AIM OF THE TASK → Filter these entries, keeping only lines that hold the word "昨日收入".
>> begin DATASET
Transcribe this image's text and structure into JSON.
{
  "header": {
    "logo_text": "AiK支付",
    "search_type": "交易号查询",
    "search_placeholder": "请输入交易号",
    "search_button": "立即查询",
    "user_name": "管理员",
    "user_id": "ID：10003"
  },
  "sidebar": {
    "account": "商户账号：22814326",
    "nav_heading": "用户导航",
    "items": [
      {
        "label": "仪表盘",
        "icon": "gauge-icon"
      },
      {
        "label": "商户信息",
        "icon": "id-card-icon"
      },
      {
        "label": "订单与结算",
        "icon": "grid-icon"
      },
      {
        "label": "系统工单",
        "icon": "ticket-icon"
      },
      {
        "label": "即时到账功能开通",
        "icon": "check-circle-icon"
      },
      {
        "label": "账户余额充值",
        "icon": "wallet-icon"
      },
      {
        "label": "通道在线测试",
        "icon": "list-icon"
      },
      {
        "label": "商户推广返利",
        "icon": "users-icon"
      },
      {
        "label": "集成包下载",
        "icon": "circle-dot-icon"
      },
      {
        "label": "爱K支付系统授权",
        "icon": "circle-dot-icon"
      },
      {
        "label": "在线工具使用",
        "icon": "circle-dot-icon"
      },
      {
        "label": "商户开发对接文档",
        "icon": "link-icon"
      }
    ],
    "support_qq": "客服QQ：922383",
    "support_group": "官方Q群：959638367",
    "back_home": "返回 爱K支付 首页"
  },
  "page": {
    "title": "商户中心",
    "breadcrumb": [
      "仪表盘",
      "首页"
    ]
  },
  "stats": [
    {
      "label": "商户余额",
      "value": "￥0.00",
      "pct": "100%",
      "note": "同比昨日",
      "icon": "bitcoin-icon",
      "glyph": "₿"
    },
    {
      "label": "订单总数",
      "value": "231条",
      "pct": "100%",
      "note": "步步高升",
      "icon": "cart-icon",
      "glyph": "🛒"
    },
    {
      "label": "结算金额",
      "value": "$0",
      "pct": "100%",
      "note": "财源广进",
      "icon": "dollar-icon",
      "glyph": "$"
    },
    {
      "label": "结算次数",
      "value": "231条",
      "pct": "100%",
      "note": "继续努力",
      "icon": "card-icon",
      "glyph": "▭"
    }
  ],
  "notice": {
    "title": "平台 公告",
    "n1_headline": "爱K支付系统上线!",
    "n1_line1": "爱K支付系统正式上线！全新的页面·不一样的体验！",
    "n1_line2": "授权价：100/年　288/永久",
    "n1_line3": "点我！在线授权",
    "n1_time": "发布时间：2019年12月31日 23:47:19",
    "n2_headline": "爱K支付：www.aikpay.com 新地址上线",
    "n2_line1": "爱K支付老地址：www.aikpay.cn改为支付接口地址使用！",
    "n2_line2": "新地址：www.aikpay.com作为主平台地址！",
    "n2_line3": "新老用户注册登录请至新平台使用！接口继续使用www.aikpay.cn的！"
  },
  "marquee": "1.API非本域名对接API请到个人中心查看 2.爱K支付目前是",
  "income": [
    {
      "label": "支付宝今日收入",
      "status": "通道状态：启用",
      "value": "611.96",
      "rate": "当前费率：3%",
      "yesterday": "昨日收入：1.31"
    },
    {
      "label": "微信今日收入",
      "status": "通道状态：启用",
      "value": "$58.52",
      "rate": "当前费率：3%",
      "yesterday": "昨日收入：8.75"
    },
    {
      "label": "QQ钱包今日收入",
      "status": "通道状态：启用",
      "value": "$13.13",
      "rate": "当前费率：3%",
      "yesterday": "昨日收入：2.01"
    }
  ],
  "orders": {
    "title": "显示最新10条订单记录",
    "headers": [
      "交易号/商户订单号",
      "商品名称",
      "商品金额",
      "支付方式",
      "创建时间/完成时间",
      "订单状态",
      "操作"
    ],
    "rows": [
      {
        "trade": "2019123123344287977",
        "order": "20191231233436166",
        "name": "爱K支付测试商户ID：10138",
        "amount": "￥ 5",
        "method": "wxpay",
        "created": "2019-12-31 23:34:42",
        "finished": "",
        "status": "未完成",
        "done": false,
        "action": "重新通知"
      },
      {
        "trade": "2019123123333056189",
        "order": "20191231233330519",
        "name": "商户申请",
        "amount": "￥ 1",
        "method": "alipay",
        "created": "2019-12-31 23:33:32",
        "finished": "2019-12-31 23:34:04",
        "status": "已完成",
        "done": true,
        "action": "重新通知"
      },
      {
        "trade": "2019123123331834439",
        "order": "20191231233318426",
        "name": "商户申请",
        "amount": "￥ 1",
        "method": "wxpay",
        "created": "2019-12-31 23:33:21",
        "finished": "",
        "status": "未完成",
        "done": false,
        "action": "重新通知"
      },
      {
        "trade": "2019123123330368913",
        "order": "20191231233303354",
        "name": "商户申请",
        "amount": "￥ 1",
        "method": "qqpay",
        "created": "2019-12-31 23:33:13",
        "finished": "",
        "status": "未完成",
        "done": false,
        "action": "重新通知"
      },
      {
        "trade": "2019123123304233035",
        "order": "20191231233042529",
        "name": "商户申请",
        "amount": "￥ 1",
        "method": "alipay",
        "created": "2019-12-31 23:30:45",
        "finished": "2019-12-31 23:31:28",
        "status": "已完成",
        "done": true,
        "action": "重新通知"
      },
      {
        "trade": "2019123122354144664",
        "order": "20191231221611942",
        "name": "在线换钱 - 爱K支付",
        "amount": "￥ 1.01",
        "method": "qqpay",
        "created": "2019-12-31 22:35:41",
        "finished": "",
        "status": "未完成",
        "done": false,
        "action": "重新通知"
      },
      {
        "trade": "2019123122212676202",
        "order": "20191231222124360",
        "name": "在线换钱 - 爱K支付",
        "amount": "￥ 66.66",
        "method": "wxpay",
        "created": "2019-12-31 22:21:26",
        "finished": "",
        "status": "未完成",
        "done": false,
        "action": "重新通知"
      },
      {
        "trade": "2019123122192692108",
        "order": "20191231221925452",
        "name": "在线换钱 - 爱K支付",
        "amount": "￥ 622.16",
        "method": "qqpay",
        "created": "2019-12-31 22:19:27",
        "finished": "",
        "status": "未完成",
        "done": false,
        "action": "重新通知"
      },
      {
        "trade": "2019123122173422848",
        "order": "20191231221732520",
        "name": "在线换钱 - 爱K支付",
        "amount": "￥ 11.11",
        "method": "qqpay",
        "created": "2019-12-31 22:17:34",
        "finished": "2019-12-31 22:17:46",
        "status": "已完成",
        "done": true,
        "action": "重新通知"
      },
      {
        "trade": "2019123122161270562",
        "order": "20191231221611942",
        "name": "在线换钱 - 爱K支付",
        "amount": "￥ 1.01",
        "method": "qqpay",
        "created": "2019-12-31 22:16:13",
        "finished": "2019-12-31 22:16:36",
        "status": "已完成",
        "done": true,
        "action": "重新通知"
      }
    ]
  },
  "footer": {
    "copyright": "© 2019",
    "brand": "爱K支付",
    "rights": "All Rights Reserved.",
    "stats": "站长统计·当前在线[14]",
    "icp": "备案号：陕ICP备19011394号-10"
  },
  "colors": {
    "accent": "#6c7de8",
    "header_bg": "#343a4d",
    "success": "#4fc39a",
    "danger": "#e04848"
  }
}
>> end DATASET
EXERCISE SOLUTION →
      "yesterday": "昨日收入：1.31"
      "yesterday": "昨日收入：8.75"
      "yesterday": "昨日收入：2.01"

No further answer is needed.